_Extract_
-.-.-

By Anu Sahota
This being the last week of Asian Heritage Month, I'm going to throw some atypical selections out there for your enjoyment. The first is in recognition of the diversity of the term "Asian" which, according to the last Canadian Census, includes Israelis - who are West Asian. To say that I cannot begin to introduce Israeli issues without going way, way beyond the scope of this blog would be a massive understatement. However, I can present some footage of a remarkable Israeli-Canadian, the architect Moshe Safdie.
Moshe Safdie was born in Haifa, Palestine (now Israel) in 1938 and immigrated to Canada in 1953. His family settled in Montreal and, at the age of 17, he began architecture studies at McGill University. In 1967, he devised the master plan for Montreal's World Expo: the iconic Habitat 67, adapted from his graduate thesis. Habitat 67 was a design for Jet-Age urban living made up of 158 prefabricated concrete apartment cubicles (or containers) stacked and connected through steel cables. This modular structure emphasized a unit of housing and its connectivity to surrounding dwellings (although the original plan called for some 900 individual units ascending towards the sky, only Phase One of the project was ever completed). In mixing cells within a communal structure, it represented Safdie's aim "to try to create a human environment with the maximum utilization of technology" and a consideration of the need to affirm a sense of community while acknowledging the 20th Century North American preoccupation with privacy and isolated living.

-.-.-

_Entries provided_
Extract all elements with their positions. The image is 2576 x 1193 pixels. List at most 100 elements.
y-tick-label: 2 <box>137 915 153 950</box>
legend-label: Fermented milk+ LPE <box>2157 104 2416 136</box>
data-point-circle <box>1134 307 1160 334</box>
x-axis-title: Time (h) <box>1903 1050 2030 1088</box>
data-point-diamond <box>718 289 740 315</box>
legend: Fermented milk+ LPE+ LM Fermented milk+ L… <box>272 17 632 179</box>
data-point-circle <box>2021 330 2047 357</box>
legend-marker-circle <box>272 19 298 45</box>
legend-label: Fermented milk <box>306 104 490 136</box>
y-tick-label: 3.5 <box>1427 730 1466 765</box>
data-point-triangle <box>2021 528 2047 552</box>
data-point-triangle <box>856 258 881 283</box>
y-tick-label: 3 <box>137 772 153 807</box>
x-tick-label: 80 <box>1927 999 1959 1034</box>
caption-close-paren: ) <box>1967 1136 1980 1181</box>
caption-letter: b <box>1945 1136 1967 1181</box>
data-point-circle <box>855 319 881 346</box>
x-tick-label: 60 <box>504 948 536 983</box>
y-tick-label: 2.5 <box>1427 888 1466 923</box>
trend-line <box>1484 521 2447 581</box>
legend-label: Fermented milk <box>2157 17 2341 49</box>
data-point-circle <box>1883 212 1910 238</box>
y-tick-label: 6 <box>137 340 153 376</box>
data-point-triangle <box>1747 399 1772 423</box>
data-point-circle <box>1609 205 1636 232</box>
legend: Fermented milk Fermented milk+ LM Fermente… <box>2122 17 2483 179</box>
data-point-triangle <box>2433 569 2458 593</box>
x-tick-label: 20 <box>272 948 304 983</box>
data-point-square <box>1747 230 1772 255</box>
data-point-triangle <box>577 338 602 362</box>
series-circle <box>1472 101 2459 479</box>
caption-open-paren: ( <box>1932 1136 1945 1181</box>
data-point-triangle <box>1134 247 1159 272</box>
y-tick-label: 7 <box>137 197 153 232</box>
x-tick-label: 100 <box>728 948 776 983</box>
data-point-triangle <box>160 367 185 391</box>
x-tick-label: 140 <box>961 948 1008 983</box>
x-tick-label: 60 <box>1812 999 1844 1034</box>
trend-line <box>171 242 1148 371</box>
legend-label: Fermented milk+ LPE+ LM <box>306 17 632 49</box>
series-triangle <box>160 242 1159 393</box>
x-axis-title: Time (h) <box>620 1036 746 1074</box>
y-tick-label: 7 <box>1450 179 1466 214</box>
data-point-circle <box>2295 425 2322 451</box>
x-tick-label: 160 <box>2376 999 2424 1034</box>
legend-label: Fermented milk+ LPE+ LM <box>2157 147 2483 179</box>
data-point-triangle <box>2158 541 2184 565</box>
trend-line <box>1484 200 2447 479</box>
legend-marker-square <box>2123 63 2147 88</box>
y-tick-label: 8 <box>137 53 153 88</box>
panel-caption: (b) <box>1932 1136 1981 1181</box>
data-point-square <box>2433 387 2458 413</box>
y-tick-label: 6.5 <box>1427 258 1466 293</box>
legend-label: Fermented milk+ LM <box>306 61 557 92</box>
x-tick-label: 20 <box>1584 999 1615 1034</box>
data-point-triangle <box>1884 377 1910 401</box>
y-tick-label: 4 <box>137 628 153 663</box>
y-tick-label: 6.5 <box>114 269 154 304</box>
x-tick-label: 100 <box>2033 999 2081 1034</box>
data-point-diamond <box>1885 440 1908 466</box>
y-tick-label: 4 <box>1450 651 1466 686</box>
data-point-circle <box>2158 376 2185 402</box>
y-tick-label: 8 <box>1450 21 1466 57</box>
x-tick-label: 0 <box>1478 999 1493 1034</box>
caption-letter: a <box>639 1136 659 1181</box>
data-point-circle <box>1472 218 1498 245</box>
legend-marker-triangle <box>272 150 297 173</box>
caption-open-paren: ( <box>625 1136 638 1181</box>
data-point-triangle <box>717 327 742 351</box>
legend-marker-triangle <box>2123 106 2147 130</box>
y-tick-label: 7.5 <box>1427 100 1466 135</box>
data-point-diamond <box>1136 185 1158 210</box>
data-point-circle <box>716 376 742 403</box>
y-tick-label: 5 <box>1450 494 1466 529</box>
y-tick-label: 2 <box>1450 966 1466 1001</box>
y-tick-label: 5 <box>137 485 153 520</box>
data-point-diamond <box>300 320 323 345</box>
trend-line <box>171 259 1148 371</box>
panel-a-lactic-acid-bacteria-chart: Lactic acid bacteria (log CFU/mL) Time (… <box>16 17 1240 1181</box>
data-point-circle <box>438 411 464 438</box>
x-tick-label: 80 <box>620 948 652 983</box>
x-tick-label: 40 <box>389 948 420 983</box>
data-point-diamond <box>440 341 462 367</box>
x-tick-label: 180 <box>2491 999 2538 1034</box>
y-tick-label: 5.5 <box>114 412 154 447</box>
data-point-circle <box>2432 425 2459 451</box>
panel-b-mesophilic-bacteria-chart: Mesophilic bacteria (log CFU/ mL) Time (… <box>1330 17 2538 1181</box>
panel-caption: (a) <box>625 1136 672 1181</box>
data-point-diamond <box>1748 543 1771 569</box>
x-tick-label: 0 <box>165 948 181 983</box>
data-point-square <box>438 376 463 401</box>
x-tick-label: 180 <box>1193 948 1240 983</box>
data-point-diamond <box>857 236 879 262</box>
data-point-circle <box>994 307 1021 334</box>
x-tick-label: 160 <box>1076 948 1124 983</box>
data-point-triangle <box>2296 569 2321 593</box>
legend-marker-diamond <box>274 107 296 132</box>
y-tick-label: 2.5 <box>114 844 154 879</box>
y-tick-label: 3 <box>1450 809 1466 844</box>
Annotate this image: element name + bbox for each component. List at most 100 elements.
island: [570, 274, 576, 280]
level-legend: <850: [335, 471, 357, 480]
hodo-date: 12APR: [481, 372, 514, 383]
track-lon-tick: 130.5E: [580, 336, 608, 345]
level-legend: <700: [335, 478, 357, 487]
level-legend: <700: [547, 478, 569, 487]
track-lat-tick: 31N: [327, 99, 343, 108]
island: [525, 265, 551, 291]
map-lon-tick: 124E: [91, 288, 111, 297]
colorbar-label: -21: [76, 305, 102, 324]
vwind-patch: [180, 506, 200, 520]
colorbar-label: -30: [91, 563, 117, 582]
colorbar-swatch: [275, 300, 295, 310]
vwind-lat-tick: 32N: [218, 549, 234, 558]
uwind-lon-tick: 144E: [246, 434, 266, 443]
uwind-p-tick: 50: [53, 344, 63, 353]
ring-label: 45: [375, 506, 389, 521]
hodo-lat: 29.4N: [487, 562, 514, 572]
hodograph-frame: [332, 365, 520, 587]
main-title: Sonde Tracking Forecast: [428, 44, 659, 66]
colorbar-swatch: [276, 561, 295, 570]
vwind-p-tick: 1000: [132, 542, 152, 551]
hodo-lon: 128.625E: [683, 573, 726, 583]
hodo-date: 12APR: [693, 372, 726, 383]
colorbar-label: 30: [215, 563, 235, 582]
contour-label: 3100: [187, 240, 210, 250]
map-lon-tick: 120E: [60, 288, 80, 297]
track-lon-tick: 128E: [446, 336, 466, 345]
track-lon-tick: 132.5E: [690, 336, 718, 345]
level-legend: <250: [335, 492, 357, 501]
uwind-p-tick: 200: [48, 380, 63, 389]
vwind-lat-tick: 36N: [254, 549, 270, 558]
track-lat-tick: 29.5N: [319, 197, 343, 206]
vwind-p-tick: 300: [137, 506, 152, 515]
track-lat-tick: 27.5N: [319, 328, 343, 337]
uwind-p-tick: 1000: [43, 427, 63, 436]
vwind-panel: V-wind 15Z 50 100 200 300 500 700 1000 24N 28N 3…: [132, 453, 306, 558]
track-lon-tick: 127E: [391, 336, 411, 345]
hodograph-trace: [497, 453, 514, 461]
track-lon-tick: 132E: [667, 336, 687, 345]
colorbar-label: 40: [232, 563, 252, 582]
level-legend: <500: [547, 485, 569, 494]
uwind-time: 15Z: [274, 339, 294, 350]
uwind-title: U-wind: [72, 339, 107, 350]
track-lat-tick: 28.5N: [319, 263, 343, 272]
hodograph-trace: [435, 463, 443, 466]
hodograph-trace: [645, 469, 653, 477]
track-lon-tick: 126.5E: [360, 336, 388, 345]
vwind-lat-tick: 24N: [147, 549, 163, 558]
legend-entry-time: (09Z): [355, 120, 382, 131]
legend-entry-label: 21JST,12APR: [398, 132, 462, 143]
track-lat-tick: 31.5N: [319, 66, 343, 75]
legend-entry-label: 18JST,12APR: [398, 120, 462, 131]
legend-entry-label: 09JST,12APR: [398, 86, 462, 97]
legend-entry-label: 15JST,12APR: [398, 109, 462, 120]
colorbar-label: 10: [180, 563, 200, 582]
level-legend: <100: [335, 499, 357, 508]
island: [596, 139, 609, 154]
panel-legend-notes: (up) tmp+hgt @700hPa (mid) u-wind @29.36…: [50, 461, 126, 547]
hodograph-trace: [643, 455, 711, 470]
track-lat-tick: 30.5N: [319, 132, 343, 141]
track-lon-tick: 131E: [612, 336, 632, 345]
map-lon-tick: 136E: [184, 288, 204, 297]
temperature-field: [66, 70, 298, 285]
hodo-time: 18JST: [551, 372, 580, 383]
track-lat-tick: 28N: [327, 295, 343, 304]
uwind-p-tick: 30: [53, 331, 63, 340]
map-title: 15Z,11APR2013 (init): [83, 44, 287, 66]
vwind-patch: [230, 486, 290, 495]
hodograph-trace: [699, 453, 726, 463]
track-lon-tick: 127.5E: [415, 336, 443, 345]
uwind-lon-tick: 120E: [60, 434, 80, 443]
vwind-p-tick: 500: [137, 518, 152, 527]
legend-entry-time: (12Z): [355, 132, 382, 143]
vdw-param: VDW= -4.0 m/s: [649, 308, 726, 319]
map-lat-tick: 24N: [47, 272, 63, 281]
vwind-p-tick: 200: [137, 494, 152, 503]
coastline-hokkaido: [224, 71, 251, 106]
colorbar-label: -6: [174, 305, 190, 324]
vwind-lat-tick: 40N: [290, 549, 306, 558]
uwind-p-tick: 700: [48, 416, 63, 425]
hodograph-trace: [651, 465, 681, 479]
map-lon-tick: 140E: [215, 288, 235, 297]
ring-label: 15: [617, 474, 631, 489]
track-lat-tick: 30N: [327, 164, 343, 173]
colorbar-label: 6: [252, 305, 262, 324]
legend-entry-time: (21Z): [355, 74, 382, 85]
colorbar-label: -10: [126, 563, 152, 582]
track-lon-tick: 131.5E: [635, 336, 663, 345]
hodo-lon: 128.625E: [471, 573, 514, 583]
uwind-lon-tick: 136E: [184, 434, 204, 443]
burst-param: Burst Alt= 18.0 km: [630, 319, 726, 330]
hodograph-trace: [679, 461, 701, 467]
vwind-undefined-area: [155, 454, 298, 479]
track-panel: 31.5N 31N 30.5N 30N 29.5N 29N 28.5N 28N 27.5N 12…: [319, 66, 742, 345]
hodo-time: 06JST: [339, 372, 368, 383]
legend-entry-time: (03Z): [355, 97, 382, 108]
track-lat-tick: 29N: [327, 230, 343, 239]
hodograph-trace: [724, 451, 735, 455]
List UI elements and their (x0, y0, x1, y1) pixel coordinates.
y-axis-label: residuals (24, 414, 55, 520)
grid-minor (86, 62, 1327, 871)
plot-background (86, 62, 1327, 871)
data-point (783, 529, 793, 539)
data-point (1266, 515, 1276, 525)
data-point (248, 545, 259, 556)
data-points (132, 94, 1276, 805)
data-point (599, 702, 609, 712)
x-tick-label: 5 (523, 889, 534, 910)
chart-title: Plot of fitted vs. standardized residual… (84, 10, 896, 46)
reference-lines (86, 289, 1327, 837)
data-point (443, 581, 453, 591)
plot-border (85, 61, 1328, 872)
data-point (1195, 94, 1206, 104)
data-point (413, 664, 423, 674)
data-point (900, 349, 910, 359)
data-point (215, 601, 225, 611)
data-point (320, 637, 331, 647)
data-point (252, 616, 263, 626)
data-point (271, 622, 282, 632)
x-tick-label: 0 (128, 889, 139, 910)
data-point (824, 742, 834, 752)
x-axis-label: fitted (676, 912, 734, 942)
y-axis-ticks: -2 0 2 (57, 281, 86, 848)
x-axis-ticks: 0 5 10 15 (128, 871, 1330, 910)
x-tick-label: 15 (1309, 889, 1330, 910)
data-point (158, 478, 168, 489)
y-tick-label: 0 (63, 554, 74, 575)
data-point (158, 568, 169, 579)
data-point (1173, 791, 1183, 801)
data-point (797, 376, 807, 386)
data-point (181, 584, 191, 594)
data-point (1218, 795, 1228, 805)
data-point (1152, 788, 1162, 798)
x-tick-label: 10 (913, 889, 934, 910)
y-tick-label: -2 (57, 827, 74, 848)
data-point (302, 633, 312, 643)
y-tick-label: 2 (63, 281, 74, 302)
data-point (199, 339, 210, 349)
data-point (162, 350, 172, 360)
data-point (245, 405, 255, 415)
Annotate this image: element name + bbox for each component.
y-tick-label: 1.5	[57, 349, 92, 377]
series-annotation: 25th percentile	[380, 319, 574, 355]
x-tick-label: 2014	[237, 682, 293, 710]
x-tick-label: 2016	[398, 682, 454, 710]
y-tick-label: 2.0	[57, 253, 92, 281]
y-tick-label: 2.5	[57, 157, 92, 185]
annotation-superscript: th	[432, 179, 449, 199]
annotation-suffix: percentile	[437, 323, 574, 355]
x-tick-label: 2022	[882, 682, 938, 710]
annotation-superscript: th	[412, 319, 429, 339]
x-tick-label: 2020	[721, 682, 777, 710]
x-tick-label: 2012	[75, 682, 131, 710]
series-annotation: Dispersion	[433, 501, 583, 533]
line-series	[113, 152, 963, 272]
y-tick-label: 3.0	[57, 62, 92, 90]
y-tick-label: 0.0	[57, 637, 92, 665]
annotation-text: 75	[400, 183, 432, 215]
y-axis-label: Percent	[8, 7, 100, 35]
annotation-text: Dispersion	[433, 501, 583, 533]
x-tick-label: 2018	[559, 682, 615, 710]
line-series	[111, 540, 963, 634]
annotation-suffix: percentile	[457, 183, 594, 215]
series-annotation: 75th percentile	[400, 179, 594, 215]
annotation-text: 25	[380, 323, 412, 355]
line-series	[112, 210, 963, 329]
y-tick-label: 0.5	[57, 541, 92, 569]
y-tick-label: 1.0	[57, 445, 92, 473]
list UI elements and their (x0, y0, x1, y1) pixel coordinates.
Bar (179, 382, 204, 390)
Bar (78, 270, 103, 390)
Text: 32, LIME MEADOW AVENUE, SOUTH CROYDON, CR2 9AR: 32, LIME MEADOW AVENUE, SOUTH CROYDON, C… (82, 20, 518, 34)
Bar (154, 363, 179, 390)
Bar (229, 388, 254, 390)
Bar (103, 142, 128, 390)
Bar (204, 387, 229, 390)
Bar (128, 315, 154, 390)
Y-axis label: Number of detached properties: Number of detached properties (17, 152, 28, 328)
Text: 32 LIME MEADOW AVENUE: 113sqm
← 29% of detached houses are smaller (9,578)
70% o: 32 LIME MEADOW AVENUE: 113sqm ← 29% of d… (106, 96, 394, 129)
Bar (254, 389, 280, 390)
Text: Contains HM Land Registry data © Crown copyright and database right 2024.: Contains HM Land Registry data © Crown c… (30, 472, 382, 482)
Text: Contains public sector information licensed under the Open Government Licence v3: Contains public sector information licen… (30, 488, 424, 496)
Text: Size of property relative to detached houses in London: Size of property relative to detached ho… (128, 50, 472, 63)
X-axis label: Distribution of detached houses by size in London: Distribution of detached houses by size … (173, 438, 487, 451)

-.-.-

_Work to complete_
Continue the text about Moshe Safdie and Habitat 67 from where it stops. The items are separate material and have no connection to the text about Moshe Safdie.

_Answer section_
In March 1971, the CBC Television program Telescope, hosted by Ken Cavanagh, presented Tour of Israel with Moshe Safdie. The documentary (which has a fantastic score, by the way) follows Safdie to Israel where he had been commissioned to build a rabbinical college in the old city. In the film, Safdie reflects on the connection he feels for his homeland and speaks to that ineffable sense of belonging and sometimes guilt that many immigrants feel when they return to their country of birth. Safdie also talks about enlisting in the Israeli army, from Canada, at the start of the Six Days War in 1967 (the war would be over before he could fight, hence the name).
Safdie established an office in Jerusalem in 1970 and was deeply invested in the rebuilding and restoration of Jerusalem following the war. Over three decades this would include the new city of Modi'in, the new Yad Vashem Holocaust Museum, the Ben Gurion Airport in Tel Aviv, the National Campus for the Archeology and the Yitzhak Rabin Memorial.
Watch Tour of Israel (1971) (runs 22:15) Look for a small boy stuffed in a box. Awfully cute, not to mention evocative of Habitat 67.
You can view many more clips of Safdie discussing his architecture on the CBC Digital Archives site
Finally, further to last week's clips from Wok with Yan, I bring you Jewish cooking, prepared by a Canadian, Mona Brun. Mona prepares cabbage rolls and latkes in this January 1962 episode of CBC Television's Cuisine 30, an afternoon cooking program out of Vancouver.Watch as Mona muses on some "taste-tantalizing" recipes she has learned from a young Jewish friend.